A block of data:

START

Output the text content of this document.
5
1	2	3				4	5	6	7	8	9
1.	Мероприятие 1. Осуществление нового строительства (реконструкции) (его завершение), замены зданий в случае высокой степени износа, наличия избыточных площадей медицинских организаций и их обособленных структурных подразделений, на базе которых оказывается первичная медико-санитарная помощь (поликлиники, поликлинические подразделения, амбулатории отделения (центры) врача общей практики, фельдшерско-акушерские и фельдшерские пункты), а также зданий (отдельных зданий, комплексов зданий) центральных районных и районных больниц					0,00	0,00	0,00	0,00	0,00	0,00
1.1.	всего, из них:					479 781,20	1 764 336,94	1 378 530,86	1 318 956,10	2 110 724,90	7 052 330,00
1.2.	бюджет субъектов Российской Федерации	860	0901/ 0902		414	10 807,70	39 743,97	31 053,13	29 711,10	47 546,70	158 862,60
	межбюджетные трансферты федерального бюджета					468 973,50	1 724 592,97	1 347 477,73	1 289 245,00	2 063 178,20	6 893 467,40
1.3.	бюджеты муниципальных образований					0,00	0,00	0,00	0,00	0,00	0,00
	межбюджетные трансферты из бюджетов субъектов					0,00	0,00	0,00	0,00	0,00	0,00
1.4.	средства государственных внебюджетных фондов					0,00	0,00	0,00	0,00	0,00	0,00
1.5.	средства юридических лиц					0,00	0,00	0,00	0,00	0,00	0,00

END

● THE PROBLEM: Please list every line of the records that contains "средства".

● WORKED ANSWER:
1.4.	средства государственных внебюджетных фондов					0,00	0,00	0,00	0,00	0,00	0,00
1.5.	средства юридических лиц					0,00	0,00	0,00	0,00	0,00	0,00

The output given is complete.